#### Input records

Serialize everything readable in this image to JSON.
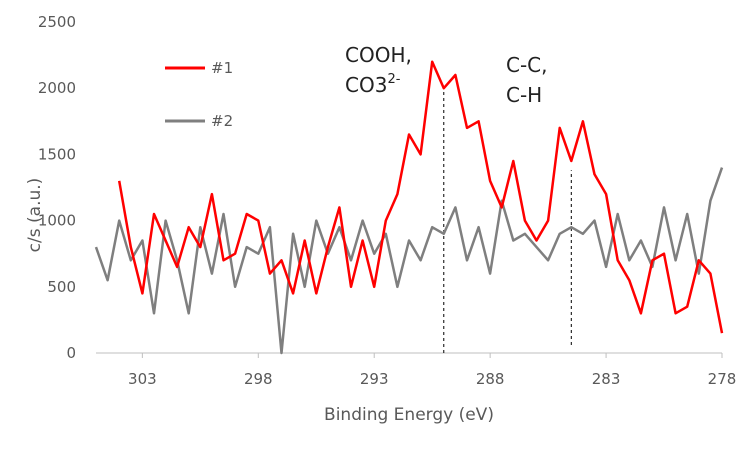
{
  "chart_data": {
    "type": "line",
    "xlabel": "Binding Energy (eV)",
    "ylabel": "c/s (a.u.)",
    "x": [
      305,
      304.5,
      304,
      303.5,
      303,
      302.5,
      302,
      301.5,
      301,
      300.5,
      300,
      299.5,
      299,
      298.5,
      298,
      297.5,
      297,
      296.5,
      296,
      295.5,
      295,
      294.5,
      294,
      293.5,
      293,
      292.5,
      292,
      291.5,
      291,
      290.5,
      290,
      289.5,
      289,
      288.5,
      288,
      287.5,
      287,
      286.5,
      286,
      285.5,
      285,
      284.5,
      284,
      283.5,
      283,
      282.5,
      282,
      281.5,
      281,
      280.5,
      280,
      279.5,
      279,
      278.5,
      278
    ],
    "series": [
      {
        "name": "#1",
        "color": "#ff0000",
        "values": [
          null,
          null,
          1300,
          800,
          450,
          1050,
          850,
          650,
          950,
          800,
          1200,
          700,
          750,
          1050,
          1000,
          600,
          700,
          450,
          850,
          450,
          800,
          1100,
          500,
          850,
          500,
          1000,
          1200,
          1650,
          1500,
          2200,
          2000,
          2100,
          1700,
          1750,
          1300,
          1100,
          1450,
          1000,
          850,
          1000,
          1700,
          1450,
          1750,
          1350,
          1200,
          700,
          550,
          300,
          700,
          750,
          300,
          350,
          700,
          600,
          150
        ]
      },
      {
        "name": "#2",
        "color": "#7f7f7f",
        "values": [
          800,
          550,
          1000,
          700,
          850,
          300,
          1000,
          700,
          300,
          950,
          600,
          1050,
          500,
          800,
          750,
          950,
          0,
          900,
          500,
          1000,
          750,
          950,
          700,
          1000,
          750,
          900,
          500,
          850,
          700,
          950,
          900,
          1100,
          700,
          950,
          600,
          1150,
          850,
          900,
          800,
          700,
          900,
          950,
          900,
          1000,
          650,
          1050,
          700,
          850,
          650,
          1100,
          700,
          1050,
          600,
          1150,
          1400
        ]
      }
    ],
    "xlim": [
      305,
      278
    ],
    "xticks": [
      303,
      298,
      293,
      288,
      283,
      278
    ],
    "ylim": [
      0,
      2500
    ],
    "yticks": [
      0,
      500,
      1000,
      1500,
      2000,
      2500
    ],
    "grid": false,
    "legend": "upper left",
    "annotations": [
      {
        "text": [
          "COOH,",
          "CO3",
          "2-"
        ]
      },
      {
        "text": [
          "C-C,",
          "C-H"
        ]
      }
    ],
    "reference_lines": [
      {
        "x": 290.0,
        "y": [
          0,
          2000
        ]
      },
      {
        "x": 284.5,
        "y": [
          60,
          1380
        ]
      }
    ]
  }
}
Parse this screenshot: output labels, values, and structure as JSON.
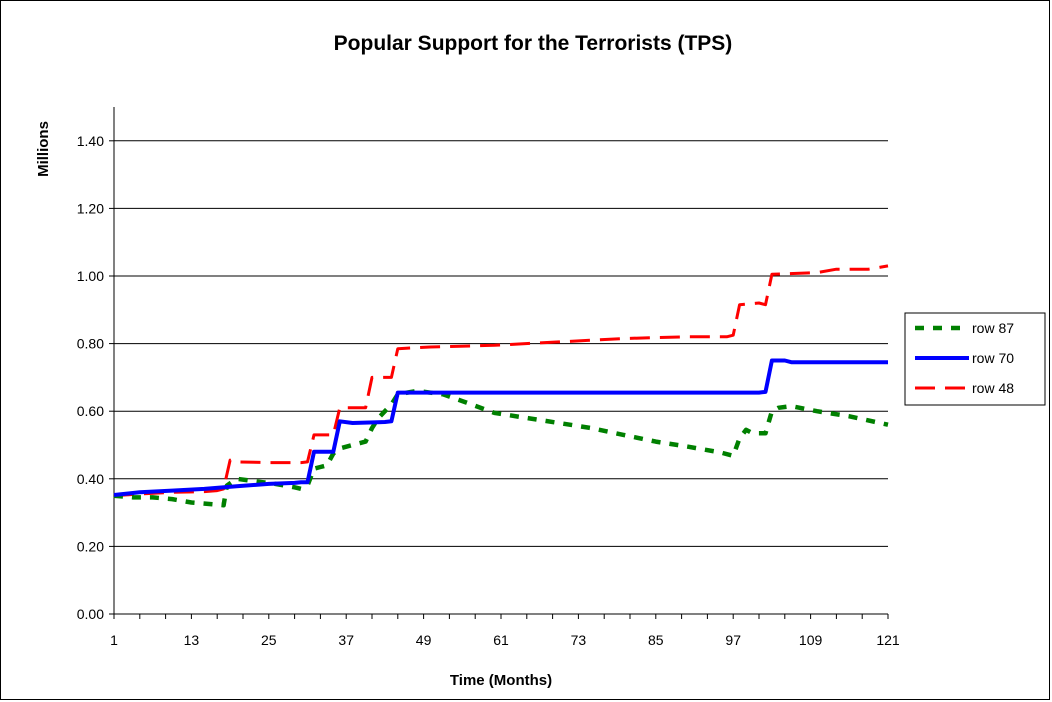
{
  "chart_data": {
    "type": "line",
    "title": "Popular Support for the Terrorists (TPS)",
    "xlabel": "Time (Months)",
    "ylabel": "Millions",
    "x_ticks": [
      1,
      13,
      25,
      37,
      49,
      61,
      73,
      85,
      97,
      109,
      121
    ],
    "y_ticks": [
      "0.00",
      "0.20",
      "0.40",
      "0.60",
      "0.80",
      "1.00",
      "1.20",
      "1.40"
    ],
    "xlim": [
      1,
      121
    ],
    "ylim": [
      0,
      1.5
    ],
    "grid": "horizontal",
    "legend_position": "right",
    "series": [
      {
        "name": "row 87",
        "color": "#008000",
        "style": "dotted",
        "points": [
          [
            1,
            0.35
          ],
          [
            4,
            0.345
          ],
          [
            7,
            0.345
          ],
          [
            10,
            0.34
          ],
          [
            13,
            0.33
          ],
          [
            16,
            0.325
          ],
          [
            18,
            0.322
          ],
          [
            18.5,
            0.38
          ],
          [
            20,
            0.4
          ],
          [
            22,
            0.395
          ],
          [
            26,
            0.385
          ],
          [
            29,
            0.375
          ],
          [
            30,
            0.37
          ],
          [
            31,
            0.38
          ],
          [
            32,
            0.43
          ],
          [
            33,
            0.435
          ],
          [
            34,
            0.44
          ],
          [
            35,
            0.475
          ],
          [
            36,
            0.49
          ],
          [
            38,
            0.5
          ],
          [
            40,
            0.51
          ],
          [
            41,
            0.55
          ],
          [
            42,
            0.58
          ],
          [
            44,
            0.62
          ],
          [
            45,
            0.65
          ],
          [
            48,
            0.66
          ],
          [
            52,
            0.65
          ],
          [
            55,
            0.63
          ],
          [
            60,
            0.595
          ],
          [
            65,
            0.58
          ],
          [
            70,
            0.565
          ],
          [
            75,
            0.55
          ],
          [
            80,
            0.53
          ],
          [
            85,
            0.51
          ],
          [
            90,
            0.495
          ],
          [
            95,
            0.478
          ],
          [
            97,
            0.468
          ],
          [
            98,
            0.52
          ],
          [
            99,
            0.545
          ],
          [
            100,
            0.535
          ],
          [
            102,
            0.535
          ],
          [
            103,
            0.6
          ],
          [
            104,
            0.61
          ],
          [
            106,
            0.615
          ],
          [
            110,
            0.6
          ],
          [
            115,
            0.585
          ],
          [
            121,
            0.56
          ]
        ]
      },
      {
        "name": "row 70",
        "color": "#0000ff",
        "style": "solid",
        "points": [
          [
            1,
            0.352
          ],
          [
            5,
            0.36
          ],
          [
            10,
            0.365
          ],
          [
            15,
            0.37
          ],
          [
            20,
            0.378
          ],
          [
            25,
            0.385
          ],
          [
            29,
            0.388
          ],
          [
            30,
            0.39
          ],
          [
            31,
            0.39
          ],
          [
            32,
            0.48
          ],
          [
            34,
            0.48
          ],
          [
            35,
            0.48
          ],
          [
            36,
            0.57
          ],
          [
            38,
            0.565
          ],
          [
            43,
            0.568
          ],
          [
            44,
            0.57
          ],
          [
            45,
            0.655
          ],
          [
            60,
            0.655
          ],
          [
            80,
            0.655
          ],
          [
            101,
            0.655
          ],
          [
            102,
            0.657
          ],
          [
            103,
            0.75
          ],
          [
            105,
            0.75
          ],
          [
            106,
            0.745
          ],
          [
            121,
            0.745
          ]
        ]
      },
      {
        "name": "row 48",
        "color": "#ff0000",
        "style": "dashed",
        "points": [
          [
            1,
            0.35
          ],
          [
            5,
            0.355
          ],
          [
            10,
            0.36
          ],
          [
            15,
            0.362
          ],
          [
            17,
            0.365
          ],
          [
            18,
            0.37
          ],
          [
            19,
            0.455
          ],
          [
            20,
            0.45
          ],
          [
            25,
            0.448
          ],
          [
            30,
            0.448
          ],
          [
            31,
            0.45
          ],
          [
            32,
            0.53
          ],
          [
            34,
            0.53
          ],
          [
            35,
            0.53
          ],
          [
            36,
            0.61
          ],
          [
            40,
            0.61
          ],
          [
            41,
            0.7
          ],
          [
            43,
            0.7
          ],
          [
            44,
            0.7
          ],
          [
            45,
            0.785
          ],
          [
            50,
            0.79
          ],
          [
            60,
            0.795
          ],
          [
            70,
            0.805
          ],
          [
            80,
            0.815
          ],
          [
            90,
            0.82
          ],
          [
            96,
            0.82
          ],
          [
            97,
            0.825
          ],
          [
            98,
            0.915
          ],
          [
            101,
            0.92
          ],
          [
            102,
            0.915
          ],
          [
            103,
            1.005
          ],
          [
            110,
            1.01
          ],
          [
            113,
            1.02
          ],
          [
            118,
            1.02
          ],
          [
            121,
            1.03
          ]
        ]
      }
    ]
  }
}
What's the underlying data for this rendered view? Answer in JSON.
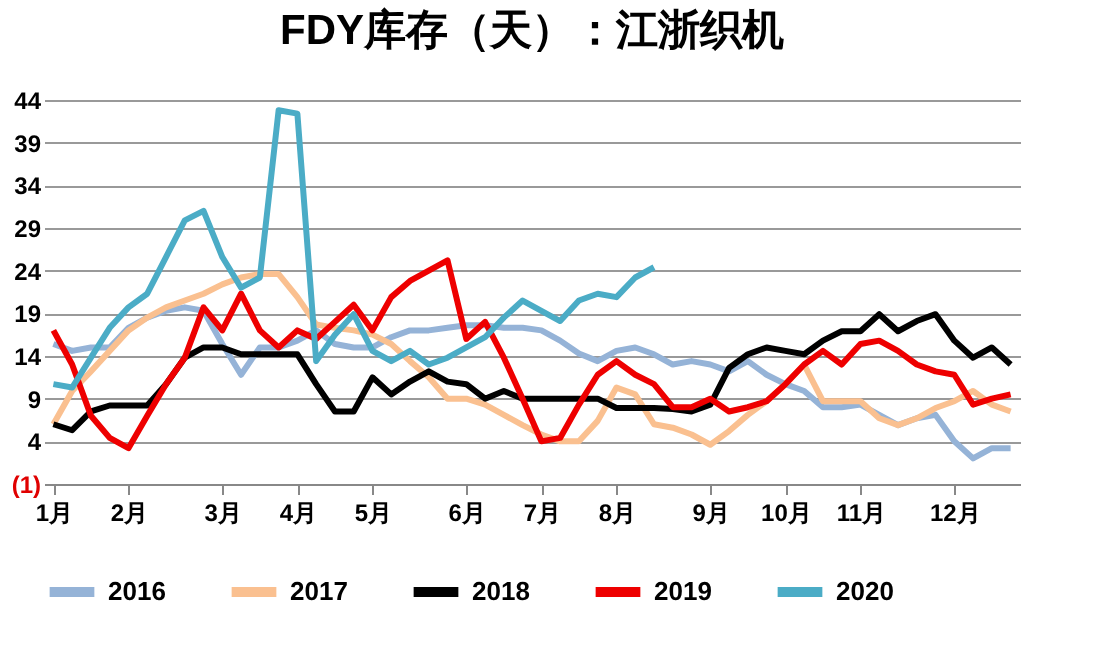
{
  "chart_data": {
    "type": "line",
    "title": "FDY库存（天）：江浙织机",
    "categories": [
      "1月",
      null,
      null,
      null,
      "2月",
      null,
      null,
      null,
      null,
      "3月",
      null,
      null,
      null,
      "4月",
      null,
      null,
      null,
      "5月",
      null,
      null,
      null,
      null,
      "6月",
      null,
      null,
      null,
      "7月",
      null,
      null,
      null,
      "8月",
      null,
      null,
      null,
      null,
      "9月",
      null,
      null,
      null,
      "10月",
      null,
      null,
      null,
      "11月",
      null,
      null,
      null,
      null,
      "12月",
      null,
      null,
      null
    ],
    "series": [
      {
        "name": "2016",
        "color": "#95b3d7",
        "values": [
          15.4,
          14.6,
          15,
          15,
          17.3,
          18.5,
          19.3,
          19.7,
          19.3,
          15.4,
          11.8,
          15,
          15,
          15.8,
          17,
          15.4,
          15,
          15,
          16.2,
          17,
          17,
          17.3,
          17.6,
          17.6,
          17.3,
          17.3,
          17,
          15.8,
          14.3,
          13.4,
          14.6,
          15,
          14.2,
          13,
          13.4,
          13,
          12.2,
          13.4,
          11.8,
          10.7,
          9.9,
          8,
          8,
          8.3,
          7.1,
          5.9,
          6.7,
          7.1,
          4,
          2,
          3.2,
          3.2
        ]
      },
      {
        "name": "2017",
        "color": "#fac090",
        "values": [
          6,
          9.9,
          12.2,
          14.6,
          17,
          18.5,
          19.7,
          20.5,
          21.3,
          22.4,
          23.2,
          23.6,
          23.6,
          20.9,
          17.7,
          17.3,
          17,
          16.5,
          15.4,
          13.4,
          11.5,
          9,
          9,
          8.3,
          7.1,
          5.9,
          4.8,
          4,
          4,
          6.4,
          10.3,
          9.5,
          6,
          5.6,
          4.8,
          3.6,
          5.2,
          7.1,
          8.7,
          10.7,
          13,
          8.7,
          8.7,
          8.7,
          6.7,
          5.9,
          6.7,
          7.9,
          8.7,
          9.9,
          8.3,
          7.5
        ]
      },
      {
        "name": "2018",
        "color": "#000000",
        "values": [
          6,
          5.3,
          7.5,
          8.2,
          8.2,
          8.2,
          10.7,
          13.8,
          15,
          15,
          14.2,
          14.2,
          14.2,
          14.2,
          10.7,
          7.5,
          7.5,
          11.5,
          9.5,
          11,
          12.2,
          11,
          10.7,
          9,
          9.9,
          9,
          9,
          9,
          9,
          9,
          7.9,
          7.9,
          7.9,
          7.8,
          7.5,
          8.3,
          12.6,
          14.2,
          15,
          14.6,
          14.2,
          15.8,
          16.9,
          16.9,
          18.9,
          16.9,
          18.1,
          18.9,
          15.8,
          13.8,
          15,
          13
        ]
      },
      {
        "name": "2019",
        "color": "#ee0000",
        "values": [
          17,
          13,
          7,
          4.4,
          3.2,
          7,
          10.7,
          13.8,
          19.7,
          17,
          21.3,
          17,
          15,
          17,
          16,
          18,
          20,
          17,
          20.9,
          22.8,
          24,
          25.2,
          16,
          18,
          13.8,
          9,
          4,
          4.4,
          8.3,
          11.8,
          13.4,
          11.8,
          10.7,
          8,
          8,
          9,
          7.5,
          8,
          8.7,
          10.7,
          13,
          14.6,
          13,
          15.4,
          15.8,
          14.6,
          13,
          12.2,
          11.8,
          8.3,
          9,
          9.5
        ]
      },
      {
        "name": "2020",
        "color": "#4bacc6",
        "values": [
          10.7,
          10.3,
          13.8,
          17.3,
          19.7,
          21.3,
          25.6,
          29.9,
          31,
          25.6,
          22,
          23.2,
          42.8,
          42.4,
          13.4,
          16.5,
          18.9,
          14.6,
          13.4,
          14.6,
          13,
          13.8,
          15,
          16.2,
          18.5,
          20.5,
          19.3,
          18.1,
          20.5,
          21.3,
          20.9,
          23.2,
          24.4,
          null,
          null,
          null,
          null,
          null,
          null,
          null,
          null,
          null,
          null,
          null,
          null,
          null,
          null,
          null,
          null,
          null,
          null,
          null
        ]
      }
    ],
    "ylim": [
      -1,
      44
    ],
    "yticks": [
      {
        "value": -1,
        "label": "(1)"
      },
      4,
      9,
      14,
      19,
      24,
      29,
      34,
      39,
      44
    ],
    "grid": "y",
    "legend": "bottom",
    "marker": "none",
    "line_style": "solid"
  }
}
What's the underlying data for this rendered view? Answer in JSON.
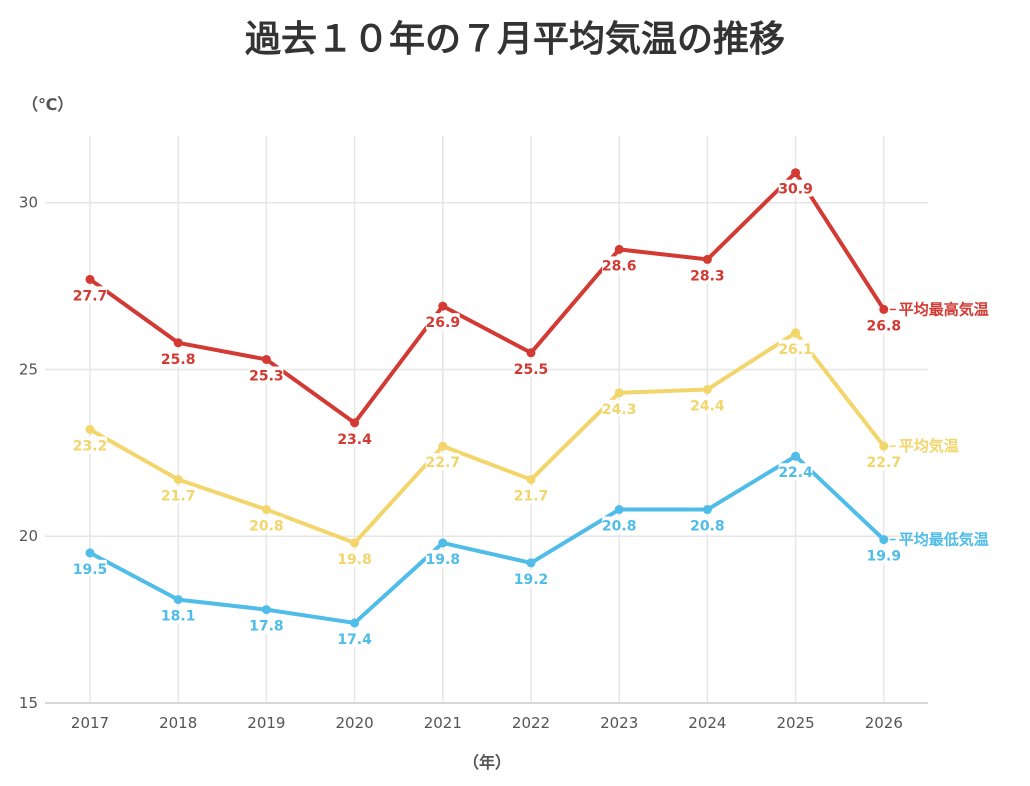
{
  "chart_data": {
    "type": "line",
    "title": "過去１０年の７月平均気温の推移",
    "ylabel": "（℃）",
    "xlabel": "（年）",
    "x": [
      "2017",
      "2018",
      "2019",
      "2020",
      "2021",
      "2022",
      "2023",
      "2024",
      "2025",
      "2026"
    ],
    "ylim": [
      15,
      32
    ],
    "yticks": [
      "15",
      "20",
      "25",
      "30"
    ],
    "grid": true,
    "series": [
      {
        "name": "平均最高気温",
        "color": "#d23a33",
        "values": [
          27.7,
          25.8,
          25.3,
          23.4,
          26.9,
          25.5,
          28.6,
          28.3,
          30.9,
          26.8
        ],
        "labels": [
          "27.7",
          "25.8",
          "25.3",
          "23.4",
          "26.9",
          "25.5",
          "28.6",
          "28.3",
          "30.9",
          "26.8"
        ]
      },
      {
        "name": "平均気温",
        "color": "#f2d56b",
        "values": [
          23.2,
          21.7,
          20.8,
          19.8,
          22.7,
          21.7,
          24.3,
          24.4,
          26.1,
          22.7
        ],
        "labels": [
          "23.2",
          "21.7",
          "20.8",
          "19.8",
          "22.7",
          "21.7",
          "24.3",
          "24.4",
          "26.1",
          "22.7"
        ]
      },
      {
        "name": "平均最低気温",
        "color": "#4fbde8",
        "values": [
          19.5,
          18.1,
          17.8,
          17.4,
          19.8,
          19.2,
          20.8,
          20.8,
          22.4,
          19.9
        ],
        "labels": [
          "19.5",
          "18.1",
          "17.8",
          "17.4",
          "19.8",
          "19.2",
          "20.8",
          "20.8",
          "22.4",
          "19.9"
        ]
      }
    ]
  }
}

########

_Problem details:_ Copy each line above that contains the string "title".

_Correct result:_
    "title": "Popular Support for the Terrorists (TPS)",
    "title": "FDY库存（天）：江浙织机",
    "title": "過去１０年の７月平均気温の推移",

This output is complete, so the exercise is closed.